● **Texto citado**:
▬▬▬
Eu sabia que as pessoas não estavam achando bonito. Eu percebia pelos olhares e os primeiros comentários não foram nada bons. "Ficou diferente, né?" —essa era a frase que eu mais escutava. Ninguém chegou para mim e falou, com sinceridade, que estava lindo. Ao contrário, perguntavam se eu tinha ficado doida. As pessoas não fazem por mal, só que isso é muito cruel porque você está em um momento de reconstrução de autoestima, tudo o que você menos precisa é da desaprovação das pessoas em volta.
Demorei para me acostumar com o cabelo cacheado. Precisei começar a acordar mais cedo para arrumar o cabelo antes de ir trabalhar. Ainda assim, nunca me sentia arrumada o suficiente. Alisar sempre foi sinônimos de arrumar os fios para mim. Reparei também que à noite, em festas e baladas, eu era vista de outra forma. Reparei até na mudança de perfil de pessoas que vinham falar comigo. A grande maioria das meninas sai à noite com o cabelo liso, isso ainda é muito forte no look festa.
Ninguém chegava em mim e me dizia que eu estava linda
Eu nasci assim
Mas, aos poucos fui começando a gostar. Não sei nem dizer se o meu cabelo voltou a ser como era antes porque eu havia perdido essa referência. Muita gente diz que o cabelo volta diferente, mas não é que a química frequente danifica o bulbo capilar. Seus fios de hoje podem não ser iguais ao da sua adolescência por muitos motivos, como mudanças hormonais ou na alimentação, stress e outras questões ligadas à saúde.
▬▬▬
● **Instrução**: Digite novamente, na íntegra e sem qualquer alteração, o relato acima sobre o cabelo cacheado.

● **Dados registrados**:
▬▬▬
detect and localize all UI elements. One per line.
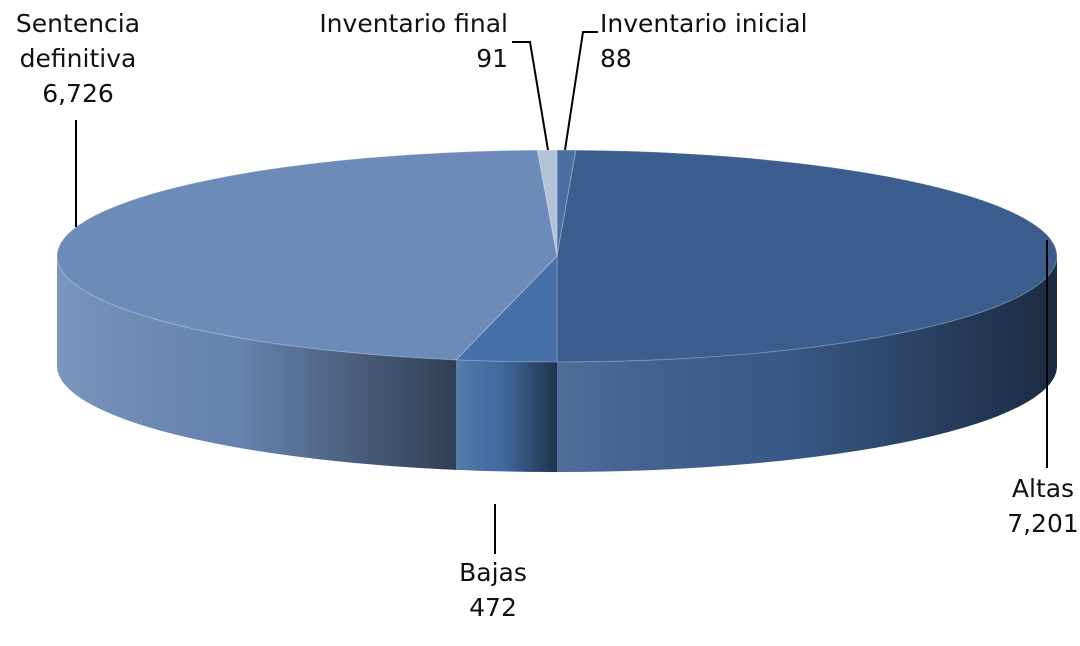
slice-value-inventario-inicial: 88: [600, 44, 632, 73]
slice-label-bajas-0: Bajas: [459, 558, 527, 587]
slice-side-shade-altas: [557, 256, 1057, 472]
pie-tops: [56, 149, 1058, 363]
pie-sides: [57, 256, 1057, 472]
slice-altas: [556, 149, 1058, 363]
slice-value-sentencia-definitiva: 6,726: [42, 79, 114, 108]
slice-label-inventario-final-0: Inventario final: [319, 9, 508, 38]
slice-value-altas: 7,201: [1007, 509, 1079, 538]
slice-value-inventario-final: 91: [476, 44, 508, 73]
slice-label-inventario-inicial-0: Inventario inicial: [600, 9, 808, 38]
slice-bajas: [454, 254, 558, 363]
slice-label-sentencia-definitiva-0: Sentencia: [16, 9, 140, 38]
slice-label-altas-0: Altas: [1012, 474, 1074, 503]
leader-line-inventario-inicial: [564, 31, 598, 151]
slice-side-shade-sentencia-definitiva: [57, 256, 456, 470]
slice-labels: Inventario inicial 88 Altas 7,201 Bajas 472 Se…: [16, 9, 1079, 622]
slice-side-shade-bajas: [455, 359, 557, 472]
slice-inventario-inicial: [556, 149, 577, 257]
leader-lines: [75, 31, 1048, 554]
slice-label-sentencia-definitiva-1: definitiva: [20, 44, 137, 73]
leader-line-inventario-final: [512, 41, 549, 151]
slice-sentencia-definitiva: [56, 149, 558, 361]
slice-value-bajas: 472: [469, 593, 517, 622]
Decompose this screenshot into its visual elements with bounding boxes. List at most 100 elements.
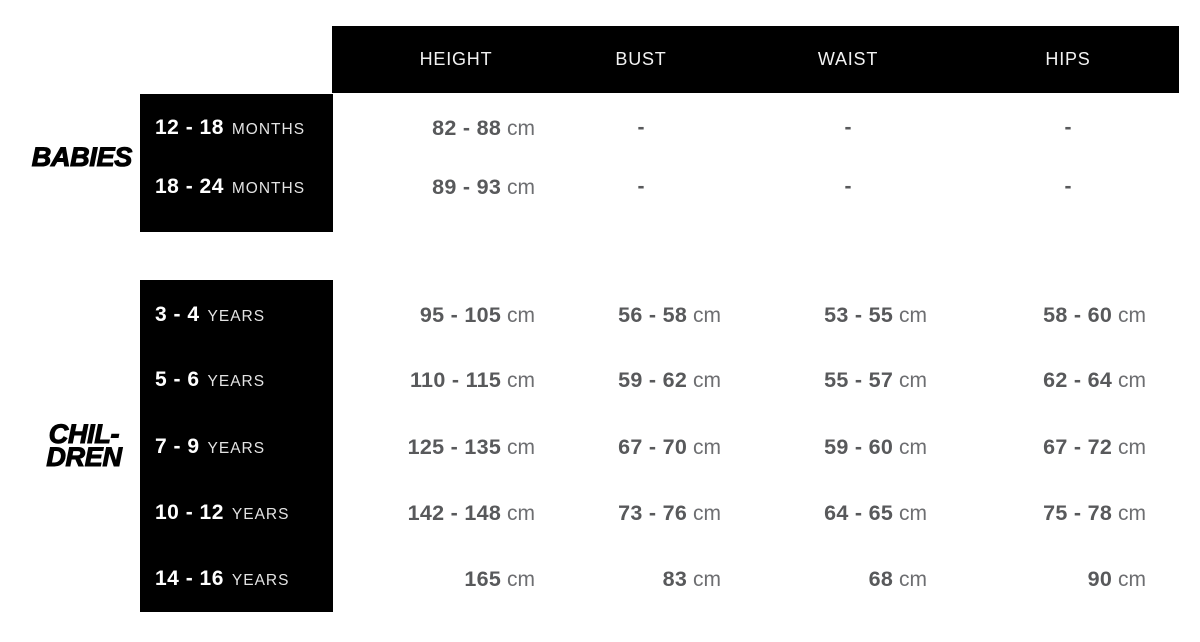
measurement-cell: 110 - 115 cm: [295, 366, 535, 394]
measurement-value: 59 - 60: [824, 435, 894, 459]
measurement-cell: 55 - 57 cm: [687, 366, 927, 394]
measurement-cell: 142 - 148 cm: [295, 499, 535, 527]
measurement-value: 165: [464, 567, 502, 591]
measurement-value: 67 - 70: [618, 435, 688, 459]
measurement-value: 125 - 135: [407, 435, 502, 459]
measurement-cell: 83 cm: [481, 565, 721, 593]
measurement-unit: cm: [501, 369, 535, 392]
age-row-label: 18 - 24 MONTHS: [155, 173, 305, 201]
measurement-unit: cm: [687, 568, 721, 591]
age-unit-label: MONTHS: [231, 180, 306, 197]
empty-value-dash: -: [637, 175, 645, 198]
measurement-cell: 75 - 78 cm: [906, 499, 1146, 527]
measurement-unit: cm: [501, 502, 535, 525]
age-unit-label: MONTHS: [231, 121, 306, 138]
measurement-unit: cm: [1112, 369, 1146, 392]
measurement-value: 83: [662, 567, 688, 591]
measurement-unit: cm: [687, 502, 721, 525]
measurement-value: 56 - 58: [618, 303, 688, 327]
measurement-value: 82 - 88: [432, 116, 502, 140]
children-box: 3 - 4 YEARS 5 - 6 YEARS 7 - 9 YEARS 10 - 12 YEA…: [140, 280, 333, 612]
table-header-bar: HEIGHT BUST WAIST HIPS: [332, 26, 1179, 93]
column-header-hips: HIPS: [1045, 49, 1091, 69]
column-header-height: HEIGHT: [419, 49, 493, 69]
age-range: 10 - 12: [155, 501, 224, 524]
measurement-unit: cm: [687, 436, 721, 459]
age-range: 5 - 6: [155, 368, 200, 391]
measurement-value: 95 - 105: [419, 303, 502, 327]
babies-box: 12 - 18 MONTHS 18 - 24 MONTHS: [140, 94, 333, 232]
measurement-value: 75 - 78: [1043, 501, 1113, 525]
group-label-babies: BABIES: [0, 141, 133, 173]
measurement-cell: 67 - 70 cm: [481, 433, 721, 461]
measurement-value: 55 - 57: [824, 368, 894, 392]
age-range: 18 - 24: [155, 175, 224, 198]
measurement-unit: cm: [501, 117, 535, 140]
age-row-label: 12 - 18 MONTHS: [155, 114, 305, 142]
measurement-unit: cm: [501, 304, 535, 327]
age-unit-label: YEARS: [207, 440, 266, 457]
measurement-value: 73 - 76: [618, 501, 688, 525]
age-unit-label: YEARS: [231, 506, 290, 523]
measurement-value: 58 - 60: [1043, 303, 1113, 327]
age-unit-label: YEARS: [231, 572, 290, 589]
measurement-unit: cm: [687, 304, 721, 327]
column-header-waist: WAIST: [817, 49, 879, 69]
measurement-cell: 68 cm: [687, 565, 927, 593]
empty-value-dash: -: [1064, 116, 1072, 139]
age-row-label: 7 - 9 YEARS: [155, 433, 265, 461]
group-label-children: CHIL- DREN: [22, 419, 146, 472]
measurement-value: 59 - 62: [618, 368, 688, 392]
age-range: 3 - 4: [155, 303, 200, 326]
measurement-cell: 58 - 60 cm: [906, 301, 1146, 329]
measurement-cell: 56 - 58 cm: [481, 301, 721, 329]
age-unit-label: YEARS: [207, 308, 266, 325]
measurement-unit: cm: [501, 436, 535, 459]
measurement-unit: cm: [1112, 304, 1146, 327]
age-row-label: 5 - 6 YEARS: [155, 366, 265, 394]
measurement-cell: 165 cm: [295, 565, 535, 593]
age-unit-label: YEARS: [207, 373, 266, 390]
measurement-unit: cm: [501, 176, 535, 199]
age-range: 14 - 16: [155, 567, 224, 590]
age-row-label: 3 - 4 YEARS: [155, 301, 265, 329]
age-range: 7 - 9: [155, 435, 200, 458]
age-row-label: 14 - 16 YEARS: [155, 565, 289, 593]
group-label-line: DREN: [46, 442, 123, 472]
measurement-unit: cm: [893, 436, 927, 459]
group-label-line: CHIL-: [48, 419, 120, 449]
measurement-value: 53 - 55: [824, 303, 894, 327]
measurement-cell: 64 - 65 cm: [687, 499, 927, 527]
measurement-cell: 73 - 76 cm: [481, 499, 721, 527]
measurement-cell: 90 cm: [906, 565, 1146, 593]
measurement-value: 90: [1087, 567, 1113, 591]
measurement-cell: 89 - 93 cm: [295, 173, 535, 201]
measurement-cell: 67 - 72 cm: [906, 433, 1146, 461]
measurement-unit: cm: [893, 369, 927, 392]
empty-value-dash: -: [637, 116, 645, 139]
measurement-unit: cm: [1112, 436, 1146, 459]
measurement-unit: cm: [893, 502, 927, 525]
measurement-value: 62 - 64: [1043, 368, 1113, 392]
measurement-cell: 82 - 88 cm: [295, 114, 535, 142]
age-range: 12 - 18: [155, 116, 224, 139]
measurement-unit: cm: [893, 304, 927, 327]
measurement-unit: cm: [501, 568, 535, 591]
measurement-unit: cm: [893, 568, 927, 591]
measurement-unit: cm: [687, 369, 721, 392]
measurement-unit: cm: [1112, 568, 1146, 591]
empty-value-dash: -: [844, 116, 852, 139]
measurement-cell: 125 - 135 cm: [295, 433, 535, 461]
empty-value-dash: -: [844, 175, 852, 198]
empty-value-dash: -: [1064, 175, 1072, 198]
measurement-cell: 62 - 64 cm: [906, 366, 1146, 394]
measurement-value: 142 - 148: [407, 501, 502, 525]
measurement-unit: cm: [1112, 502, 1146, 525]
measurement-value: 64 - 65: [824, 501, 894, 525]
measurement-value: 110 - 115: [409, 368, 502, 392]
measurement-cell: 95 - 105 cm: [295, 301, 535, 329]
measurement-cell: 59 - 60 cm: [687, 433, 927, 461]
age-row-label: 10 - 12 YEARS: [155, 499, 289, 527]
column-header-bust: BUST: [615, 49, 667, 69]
▬▬▬
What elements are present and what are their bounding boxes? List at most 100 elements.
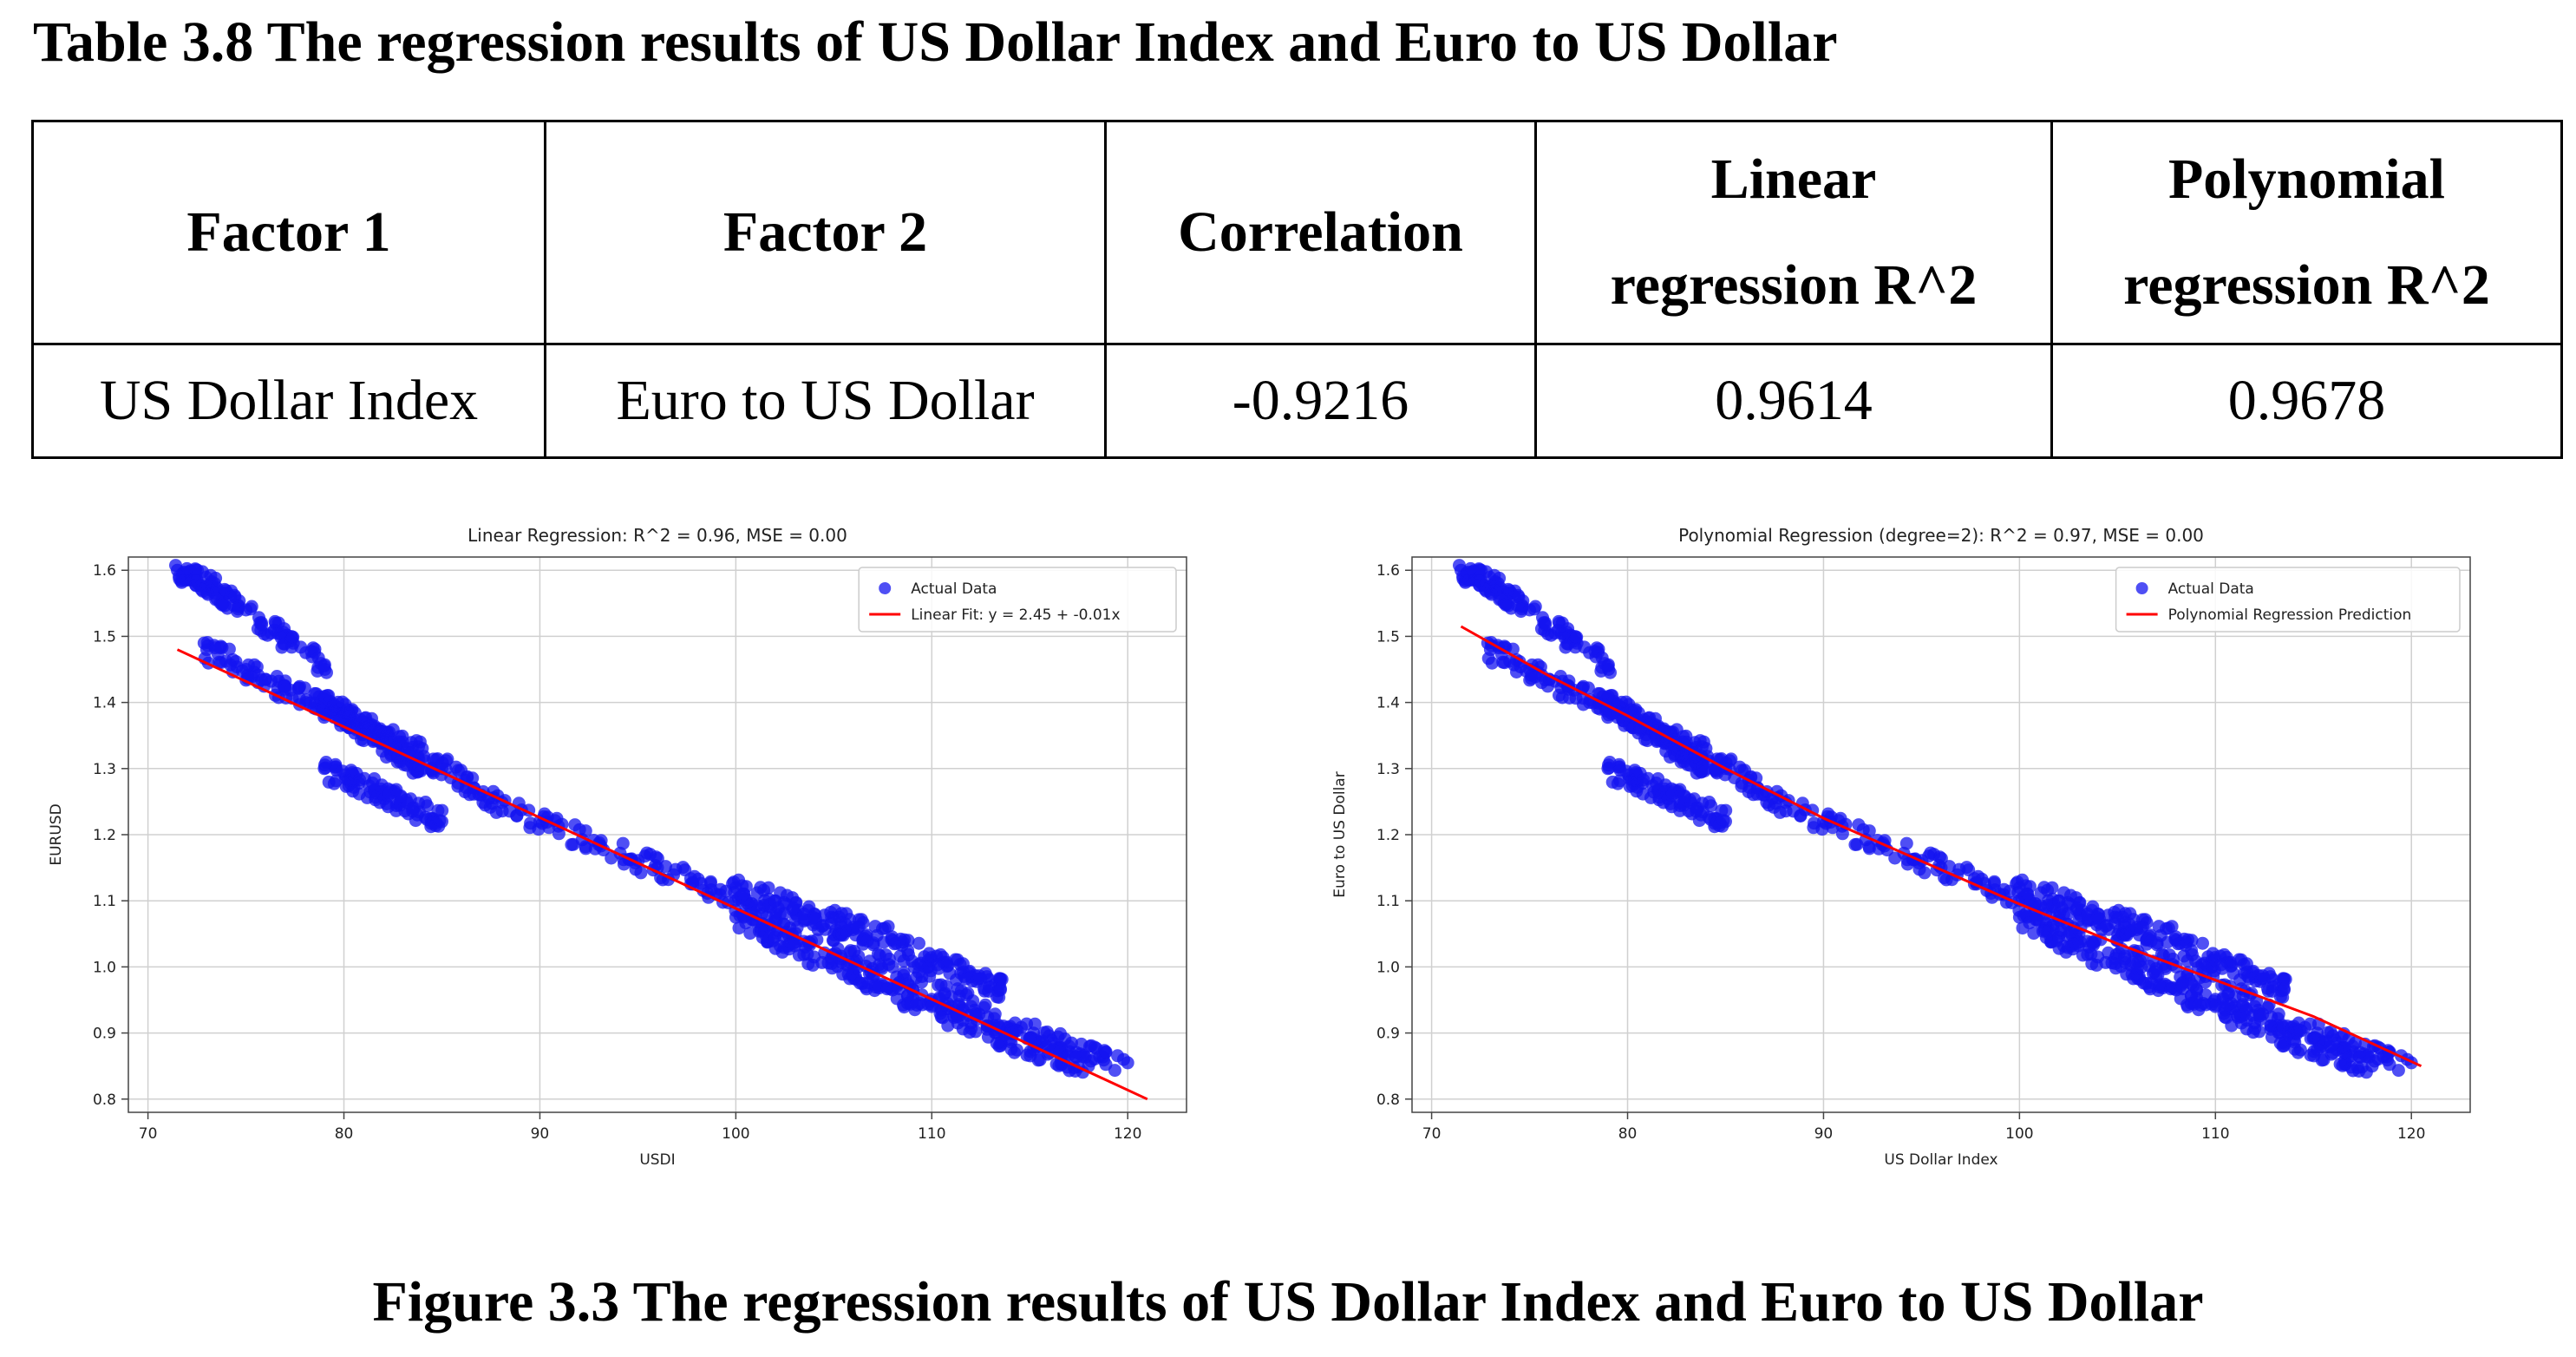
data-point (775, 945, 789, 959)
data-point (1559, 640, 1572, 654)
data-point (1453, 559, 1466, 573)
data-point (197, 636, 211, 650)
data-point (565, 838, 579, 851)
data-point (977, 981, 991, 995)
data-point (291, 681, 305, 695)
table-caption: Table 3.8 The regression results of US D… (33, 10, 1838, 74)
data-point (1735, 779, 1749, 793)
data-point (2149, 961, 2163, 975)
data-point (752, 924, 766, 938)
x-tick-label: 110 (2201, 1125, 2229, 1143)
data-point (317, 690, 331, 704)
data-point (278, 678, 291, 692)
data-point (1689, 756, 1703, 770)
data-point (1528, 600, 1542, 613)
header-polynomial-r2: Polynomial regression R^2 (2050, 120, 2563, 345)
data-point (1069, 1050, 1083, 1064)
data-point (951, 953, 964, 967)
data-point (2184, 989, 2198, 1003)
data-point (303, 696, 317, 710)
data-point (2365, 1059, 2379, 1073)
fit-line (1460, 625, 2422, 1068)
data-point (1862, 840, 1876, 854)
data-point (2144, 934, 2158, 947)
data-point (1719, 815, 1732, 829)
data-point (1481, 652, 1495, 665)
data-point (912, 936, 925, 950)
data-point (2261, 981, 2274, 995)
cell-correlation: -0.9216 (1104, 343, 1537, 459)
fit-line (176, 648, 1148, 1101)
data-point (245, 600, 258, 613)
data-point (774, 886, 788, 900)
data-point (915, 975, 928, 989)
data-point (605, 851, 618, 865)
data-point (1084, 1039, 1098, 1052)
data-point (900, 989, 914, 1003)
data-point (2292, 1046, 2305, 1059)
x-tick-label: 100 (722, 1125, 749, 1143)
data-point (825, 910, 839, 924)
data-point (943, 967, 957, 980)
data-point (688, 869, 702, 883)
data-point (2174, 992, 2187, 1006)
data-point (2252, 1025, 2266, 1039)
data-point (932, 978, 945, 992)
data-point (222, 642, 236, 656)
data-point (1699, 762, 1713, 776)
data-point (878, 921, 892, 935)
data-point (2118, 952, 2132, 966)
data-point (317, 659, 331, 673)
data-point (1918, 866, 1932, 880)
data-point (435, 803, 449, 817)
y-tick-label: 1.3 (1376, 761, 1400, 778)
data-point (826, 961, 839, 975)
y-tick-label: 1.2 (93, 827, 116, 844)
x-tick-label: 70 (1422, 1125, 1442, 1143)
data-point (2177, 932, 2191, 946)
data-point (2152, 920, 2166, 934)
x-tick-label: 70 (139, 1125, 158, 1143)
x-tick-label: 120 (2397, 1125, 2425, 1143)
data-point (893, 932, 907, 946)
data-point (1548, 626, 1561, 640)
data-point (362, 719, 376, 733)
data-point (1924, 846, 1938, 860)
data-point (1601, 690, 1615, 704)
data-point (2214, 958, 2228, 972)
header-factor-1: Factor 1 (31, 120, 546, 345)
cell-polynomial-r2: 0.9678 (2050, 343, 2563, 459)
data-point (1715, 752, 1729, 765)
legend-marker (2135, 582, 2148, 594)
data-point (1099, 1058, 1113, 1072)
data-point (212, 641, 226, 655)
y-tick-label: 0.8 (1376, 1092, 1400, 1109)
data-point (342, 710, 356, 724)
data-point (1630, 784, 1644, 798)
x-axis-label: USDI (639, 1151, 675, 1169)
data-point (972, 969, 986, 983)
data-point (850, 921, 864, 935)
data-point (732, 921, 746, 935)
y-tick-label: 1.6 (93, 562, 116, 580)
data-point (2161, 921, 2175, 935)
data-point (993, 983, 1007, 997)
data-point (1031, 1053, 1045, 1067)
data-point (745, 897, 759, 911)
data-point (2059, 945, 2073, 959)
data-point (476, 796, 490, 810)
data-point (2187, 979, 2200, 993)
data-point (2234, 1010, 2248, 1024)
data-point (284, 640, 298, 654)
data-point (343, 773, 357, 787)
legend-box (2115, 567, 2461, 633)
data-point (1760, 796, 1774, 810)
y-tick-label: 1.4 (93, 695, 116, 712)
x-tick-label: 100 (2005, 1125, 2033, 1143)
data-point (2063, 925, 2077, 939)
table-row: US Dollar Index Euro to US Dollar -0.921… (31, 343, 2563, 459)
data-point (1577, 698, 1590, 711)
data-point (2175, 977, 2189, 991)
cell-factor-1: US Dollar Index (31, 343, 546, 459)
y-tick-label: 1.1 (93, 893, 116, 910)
▬▬▬
● **Resposta correta**:
Eu sabia que as pessoas não estavam achando bonito. Eu percebia pelos olhares e os primeiros comentários não foram nada bons. "Ficou diferente, né?" —essa era a frase que eu mais escutava. Ninguém chegou para mim e falou, com sinceridade, que estava lindo. Ao contrário, perguntavam se eu tinha ficado doida. As pessoas não fazem por mal, só que isso é muito cruel porque você está em um momento de reconstrução de autoestima, tudo o que você menos precisa é da desaprovação das pessoas em volta.
Demorei para me acostumar com o cabelo cacheado. Precisei começar a acordar mais cedo para arrumar o cabelo antes de ir trabalhar. Ainda assim, nunca me sentia arrumada o suficiente. Alisar sempre foi sinônimos de arrumar os fios para mim. Reparei também que à noite, em festas e baladas, eu era vista de outra forma. Reparei até na mudança de perfil de pessoas que vinham falar comigo. A grande maioria das meninas sai à noite com o cabelo liso, isso ainda é muito forte no look festa.
Ninguém chegava em mim e me dizia que eu estava linda
Eu nasci assim
Mas, aos poucos fui começando a gostar. Não sei nem dizer se o meu cabelo voltou a ser como era antes porque eu havia perdido essa referência. Muita gente diz que o cabelo volta diferente, mas não é que a química frequente danifica o bulbo capilar. Seus fios de hoje podem não ser iguais ao da sua adolescência por muitos motivos, como mudanças hormonais ou na alimentação, stress e outras questões ligadas à saúde.